## [DIRECTIONS FOR THIS TASK]
Find how many lines of the listing below include the word "Method", then report the number by itself.

Dataset records:
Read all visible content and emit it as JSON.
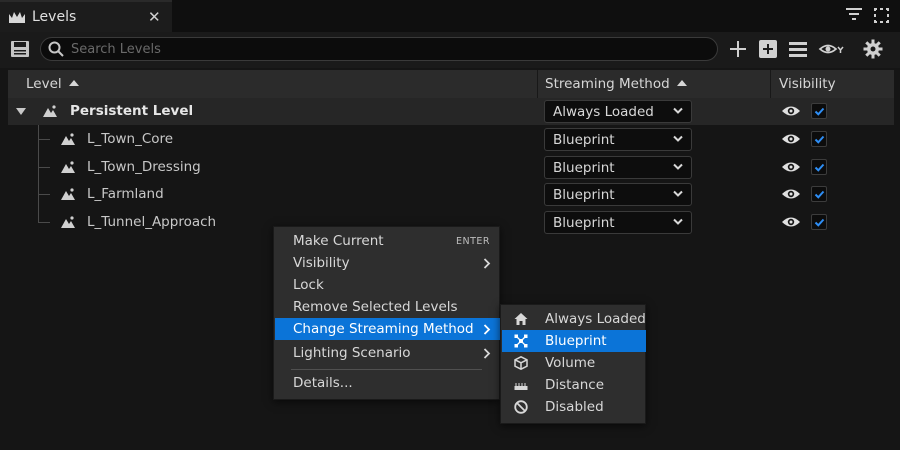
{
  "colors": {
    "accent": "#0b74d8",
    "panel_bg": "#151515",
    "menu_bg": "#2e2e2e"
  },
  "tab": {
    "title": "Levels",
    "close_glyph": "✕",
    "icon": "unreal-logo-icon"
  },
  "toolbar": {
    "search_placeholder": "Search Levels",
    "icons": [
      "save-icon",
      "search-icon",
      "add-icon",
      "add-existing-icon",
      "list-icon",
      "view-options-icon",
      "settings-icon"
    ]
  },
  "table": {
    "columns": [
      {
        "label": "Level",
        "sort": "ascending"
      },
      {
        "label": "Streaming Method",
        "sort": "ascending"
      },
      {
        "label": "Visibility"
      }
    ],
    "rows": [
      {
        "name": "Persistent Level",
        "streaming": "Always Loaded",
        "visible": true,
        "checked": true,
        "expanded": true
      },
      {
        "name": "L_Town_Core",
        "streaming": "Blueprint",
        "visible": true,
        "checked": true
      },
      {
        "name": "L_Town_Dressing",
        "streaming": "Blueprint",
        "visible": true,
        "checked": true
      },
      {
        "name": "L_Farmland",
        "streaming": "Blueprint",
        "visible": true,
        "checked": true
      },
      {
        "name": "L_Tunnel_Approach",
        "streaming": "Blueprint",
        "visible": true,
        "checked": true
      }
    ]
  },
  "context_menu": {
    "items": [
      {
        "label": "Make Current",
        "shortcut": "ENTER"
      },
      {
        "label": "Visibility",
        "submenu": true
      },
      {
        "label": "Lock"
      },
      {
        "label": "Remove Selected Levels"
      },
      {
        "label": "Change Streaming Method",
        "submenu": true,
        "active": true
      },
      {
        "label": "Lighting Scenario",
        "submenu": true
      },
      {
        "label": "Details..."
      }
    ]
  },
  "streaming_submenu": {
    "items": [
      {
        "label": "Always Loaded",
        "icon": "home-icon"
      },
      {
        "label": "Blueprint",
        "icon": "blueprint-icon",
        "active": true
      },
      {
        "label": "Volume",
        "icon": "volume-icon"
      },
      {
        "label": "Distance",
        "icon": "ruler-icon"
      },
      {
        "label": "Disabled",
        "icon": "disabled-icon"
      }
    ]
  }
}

--

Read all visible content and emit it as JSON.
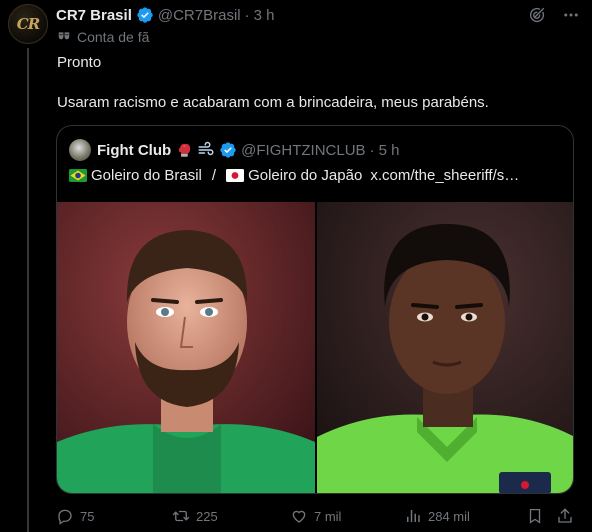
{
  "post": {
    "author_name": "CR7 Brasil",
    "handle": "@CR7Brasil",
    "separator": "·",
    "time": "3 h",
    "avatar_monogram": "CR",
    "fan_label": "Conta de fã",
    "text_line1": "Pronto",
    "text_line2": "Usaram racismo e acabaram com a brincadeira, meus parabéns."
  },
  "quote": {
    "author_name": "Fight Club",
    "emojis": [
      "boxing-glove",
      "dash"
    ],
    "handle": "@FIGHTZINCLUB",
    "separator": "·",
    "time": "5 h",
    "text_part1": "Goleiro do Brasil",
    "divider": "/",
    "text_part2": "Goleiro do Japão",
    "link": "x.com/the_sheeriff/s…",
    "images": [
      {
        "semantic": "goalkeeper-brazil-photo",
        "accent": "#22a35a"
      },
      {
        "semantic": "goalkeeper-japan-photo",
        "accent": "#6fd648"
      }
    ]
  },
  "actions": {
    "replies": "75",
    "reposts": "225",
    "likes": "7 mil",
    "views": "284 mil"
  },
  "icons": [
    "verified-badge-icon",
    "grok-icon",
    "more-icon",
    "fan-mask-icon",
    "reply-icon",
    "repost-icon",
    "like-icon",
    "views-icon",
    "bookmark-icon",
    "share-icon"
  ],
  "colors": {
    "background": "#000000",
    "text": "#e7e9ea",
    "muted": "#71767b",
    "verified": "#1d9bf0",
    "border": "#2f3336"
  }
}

## [FINAL RESULT]
2